ARTICLE:
┌────────

Americans used to love their newspapers and magazines. Now a whole generation regards them as quaint curiosities.
Here’s a day in the life of a late-twentieth-century big-city newspaper: “The newsroom was packed with reporters keeping very close watch on every institution in town. They had two reporters covering city hall, three reporters covering the police building, and even a reporter covering the local ballet on a full-time basis.” Those days are over. With readers and advertisers fleeing, newspapers and news magazines have had to slash staff ruthlessly to survive.
The charm of newspapers is that they strive to be all things to all people. A news junkie can keep up on local, national, and international developments. Culture lovers can read reviews of the latest book, movie, or play. An entrepreneur combs the business section while his kids scan the comics or the sports page or Dear Abby.
Today the challenge is attracting as many younger readers as possible without alienating the 50-and-over crowd who grew up with the dailies.
Although it’s still doing all right in some places, print journalism is in deep trouble. In the last few years, with once great and powerful papers going under or facing bankruptcy, I’ve noticed that writers are scrambling to update their prose and shun stuffiness. Old-fashioned decorum and strict adherence to grammar have been elbowed aside for a new strategy: engage the reader with streetwise affability. Twenty-five years ago a sentence might begin, “If I were he …” Nowadays we’re far more likely to see “If I was him …”

└────────

DATA SECTION:
┌────────

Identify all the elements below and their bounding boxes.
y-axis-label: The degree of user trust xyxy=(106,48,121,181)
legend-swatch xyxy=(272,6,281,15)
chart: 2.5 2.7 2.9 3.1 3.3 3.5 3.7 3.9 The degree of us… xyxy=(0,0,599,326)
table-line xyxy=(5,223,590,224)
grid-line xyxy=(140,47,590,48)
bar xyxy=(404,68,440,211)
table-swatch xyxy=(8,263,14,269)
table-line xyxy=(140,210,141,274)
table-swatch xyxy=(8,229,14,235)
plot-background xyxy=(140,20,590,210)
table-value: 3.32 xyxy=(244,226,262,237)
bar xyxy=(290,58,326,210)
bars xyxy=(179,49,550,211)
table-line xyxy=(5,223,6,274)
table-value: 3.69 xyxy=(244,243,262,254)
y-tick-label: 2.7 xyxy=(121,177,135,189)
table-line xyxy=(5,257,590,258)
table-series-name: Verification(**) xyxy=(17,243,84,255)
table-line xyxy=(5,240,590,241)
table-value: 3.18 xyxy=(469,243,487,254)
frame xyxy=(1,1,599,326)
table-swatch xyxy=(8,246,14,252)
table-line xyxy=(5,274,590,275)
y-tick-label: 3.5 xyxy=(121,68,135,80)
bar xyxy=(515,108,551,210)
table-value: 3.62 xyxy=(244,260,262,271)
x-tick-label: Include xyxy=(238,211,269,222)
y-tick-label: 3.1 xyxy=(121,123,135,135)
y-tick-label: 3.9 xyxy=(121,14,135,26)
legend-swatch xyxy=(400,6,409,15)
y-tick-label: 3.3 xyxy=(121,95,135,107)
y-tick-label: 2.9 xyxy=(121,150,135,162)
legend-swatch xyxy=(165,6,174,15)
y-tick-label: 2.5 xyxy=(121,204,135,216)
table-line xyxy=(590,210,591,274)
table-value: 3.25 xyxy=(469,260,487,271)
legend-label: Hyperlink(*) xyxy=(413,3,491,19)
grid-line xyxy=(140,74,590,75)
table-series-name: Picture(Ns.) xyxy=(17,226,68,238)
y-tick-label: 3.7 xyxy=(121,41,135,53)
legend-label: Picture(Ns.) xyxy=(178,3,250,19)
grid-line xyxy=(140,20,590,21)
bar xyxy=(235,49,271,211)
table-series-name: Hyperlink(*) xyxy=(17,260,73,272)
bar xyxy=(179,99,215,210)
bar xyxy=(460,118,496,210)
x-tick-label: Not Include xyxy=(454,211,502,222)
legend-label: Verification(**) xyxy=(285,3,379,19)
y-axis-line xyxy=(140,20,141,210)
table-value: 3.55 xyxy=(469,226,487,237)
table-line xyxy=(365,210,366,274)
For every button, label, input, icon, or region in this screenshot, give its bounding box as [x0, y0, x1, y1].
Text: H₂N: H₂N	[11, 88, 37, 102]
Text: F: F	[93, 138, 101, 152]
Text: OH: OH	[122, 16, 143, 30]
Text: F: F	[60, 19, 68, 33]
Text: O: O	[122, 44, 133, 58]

└────────

GIVEN INSTRUCTION:
In the article on the decline of print journalism, how many reporters covered the police building in the late-twentieth-century newsroom it describes? The lines have no connection to the article on newspapers.

COMPLETED TASK:
Three reporters.